**The task:** Give an exact copy of every line, leaving images out.

**Dataset extract:**
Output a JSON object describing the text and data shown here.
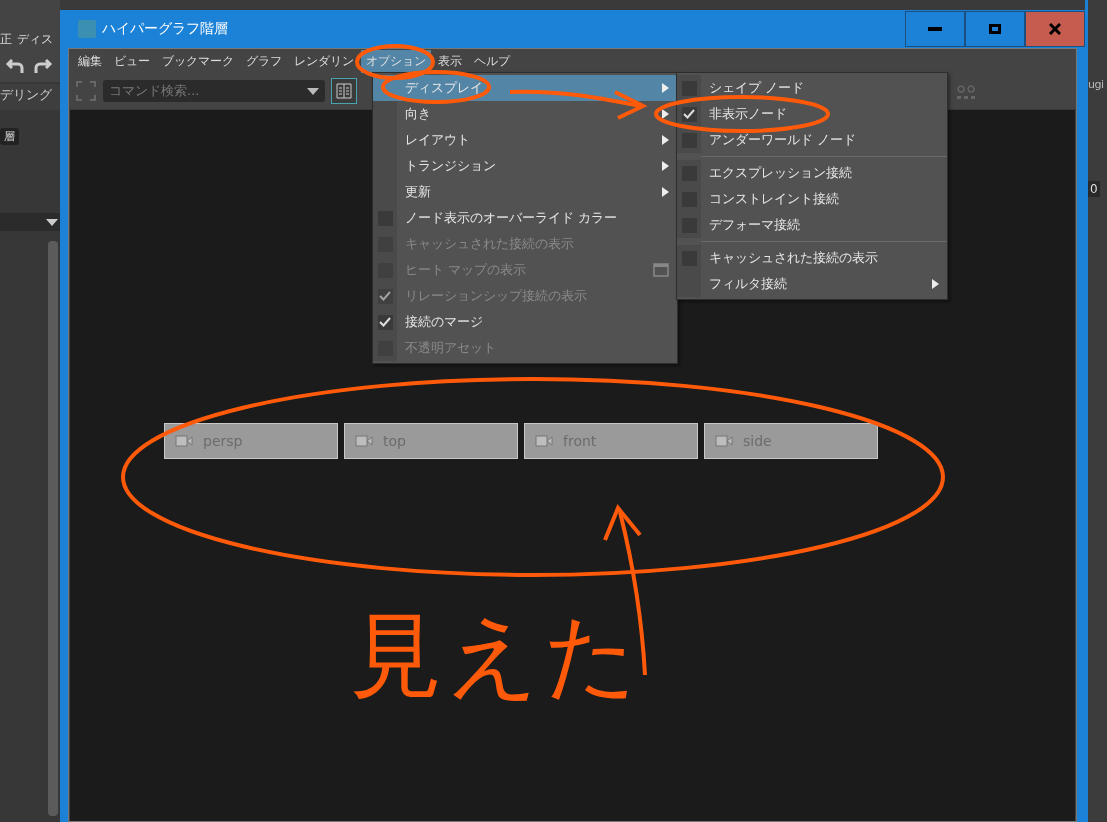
{
  "background_app": {
    "menu": [
      "正",
      "ディス"
    ],
    "tab": "デリング",
    "badge": "層",
    "right_label": "ugi",
    "right_field": "0"
  },
  "window": {
    "title": "ハイパーグラフ階層"
  },
  "menubar": [
    {
      "label": "編集",
      "selected": false
    },
    {
      "label": "ビュー",
      "selected": false
    },
    {
      "label": "ブックマーク",
      "selected": false
    },
    {
      "label": "グラフ",
      "selected": false
    },
    {
      "label": "レンダリン",
      "selected": false
    },
    {
      "label": "オプション",
      "selected": true
    },
    {
      "label": "表示",
      "selected": false
    },
    {
      "label": "ヘルプ",
      "selected": false
    }
  ],
  "toolbar": {
    "search_placeholder": "コマンド検索..."
  },
  "options_menu": [
    {
      "kind": "submenu",
      "label": "ディスプレイ",
      "selected": true
    },
    {
      "kind": "submenu",
      "label": "向き",
      "selected": false
    },
    {
      "kind": "submenu",
      "label": "レイアウト",
      "selected": false
    },
    {
      "kind": "submenu",
      "label": "トランジション",
      "selected": false
    },
    {
      "kind": "submenu",
      "label": "更新",
      "selected": false
    },
    {
      "kind": "check",
      "label": "ノード表示のオーバーライド カラー",
      "checked": false,
      "disabled": false,
      "option_box": false
    },
    {
      "kind": "check",
      "label": "キャッシュされた接続の表示",
      "checked": false,
      "disabled": true,
      "option_box": false
    },
    {
      "kind": "check",
      "label": "ヒート マップの表示",
      "checked": false,
      "disabled": true,
      "option_box": true
    },
    {
      "kind": "check",
      "label": "リレーションシップ接続の表示",
      "checked": true,
      "disabled": true,
      "option_box": false
    },
    {
      "kind": "check",
      "label": "接続のマージ",
      "checked": true,
      "disabled": false,
      "option_box": false
    },
    {
      "kind": "check",
      "label": "不透明アセット",
      "checked": false,
      "disabled": true,
      "option_box": false
    }
  ],
  "display_submenu": [
    {
      "kind": "check",
      "label": "シェイプ ノード",
      "checked": false
    },
    {
      "kind": "check",
      "label": "非表示ノード",
      "checked": true
    },
    {
      "kind": "check",
      "label": "アンダーワールド ノード",
      "checked": false
    },
    {
      "kind": "separator"
    },
    {
      "kind": "check",
      "label": "エクスプレッション接続",
      "checked": false
    },
    {
      "kind": "check",
      "label": "コンストレイント接続",
      "checked": false
    },
    {
      "kind": "check",
      "label": "デフォーマ接続",
      "checked": false
    },
    {
      "kind": "separator"
    },
    {
      "kind": "check",
      "label": "キャッシュされた接続の表示",
      "checked": false
    },
    {
      "kind": "submenu",
      "label": "フィルタ接続"
    }
  ],
  "nodes": [
    {
      "label": "persp"
    },
    {
      "label": "top"
    },
    {
      "label": "front"
    },
    {
      "label": "side"
    }
  ],
  "annotation": {
    "text": "見えた"
  }
}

**Written solution:**
Output a JSON object describing the text and data shown here.
{
  "background_app": {
    "menu": [
      "正",
      "ディス"
    ],
    "tab": "デリング",
    "badge": "層",
    "right_label": "ugi",
    "right_field": "0"
  },
  "window": {
    "title": "ハイパーグラフ階層"
  },
  "menubar": [
    {
      "label": "編集",
      "selected": false
    },
    {
      "label": "ビュー",
      "selected": false
    },
    {
      "label": "ブックマーク",
      "selected": false
    },
    {
      "label": "グラフ",
      "selected": false
    },
    {
      "label": "レンダリン",
      "selected": false
    },
    {
      "label": "オプション",
      "selected": true
    },
    {
      "label": "表示",
      "selected": false
    },
    {
      "label": "ヘルプ",
      "selected": false
    }
  ],
  "toolbar": {
    "search_placeholder": "コマンド検索..."
  },
  "options_menu": [
    {
      "kind": "submenu",
      "label": "ディスプレイ",
      "selected": true
    },
    {
      "kind": "submenu",
      "label": "向き",
      "selected": false
    },
    {
      "kind": "submenu",
      "label": "レイアウト",
      "selected": false
    },
    {
      "kind": "submenu",
      "label": "トランジション",
      "selected": false
    },
    {
      "kind": "submenu",
      "label": "更新",
      "selected": false
    },
    {
      "kind": "check",
      "label": "ノード表示のオーバーライド カラー",
      "checked": false,
      "disabled": false,
      "option_box": false
    },
    {
      "kind": "check",
      "label": "キャッシュされた接続の表示",
      "checked": false,
      "disabled": true,
      "option_box": false
    },
    {
      "kind": "check",
      "label": "ヒート マップの表示",
      "checked": false,
      "disabled": true,
      "option_box": true
    },
    {
      "kind": "check",
      "label": "リレーションシップ接続の表示",
      "checked": true,
      "disabled": true,
      "option_box": false
    },
    {
      "kind": "check",
      "label": "接続のマージ",
      "checked": true,
      "disabled": false,
      "option_box": false
    },
    {
      "kind": "check",
      "label": "不透明アセット",
      "checked": false,
      "disabled": true,
      "option_box": false
    }
  ],
  "display_submenu": [
    {
      "kind": "check",
      "label": "シェイプ ノード",
      "checked": false
    },
    {
      "kind": "check",
      "label": "非表示ノード",
      "checked": true
    },
    {
      "kind": "check",
      "label": "アンダーワールド ノード",
      "checked": false
    },
    {
      "kind": "separator"
    },
    {
      "kind": "check",
      "label": "エクスプレッション接続",
      "checked": false
    },
    {
      "kind": "check",
      "label": "コンストレイント接続",
      "checked": false
    },
    {
      "kind": "check",
      "label": "デフォーマ接続",
      "checked": false
    },
    {
      "kind": "separator"
    },
    {
      "kind": "check",
      "label": "キャッシュされた接続の表示",
      "checked": false
    },
    {
      "kind": "submenu",
      "label": "フィルタ接続"
    }
  ],
  "nodes": [
    {
      "label": "persp"
    },
    {
      "label": "top"
    },
    {
      "label": "front"
    },
    {
      "label": "side"
    }
  ],
  "annotation": {
    "text": "見えた"
  }
}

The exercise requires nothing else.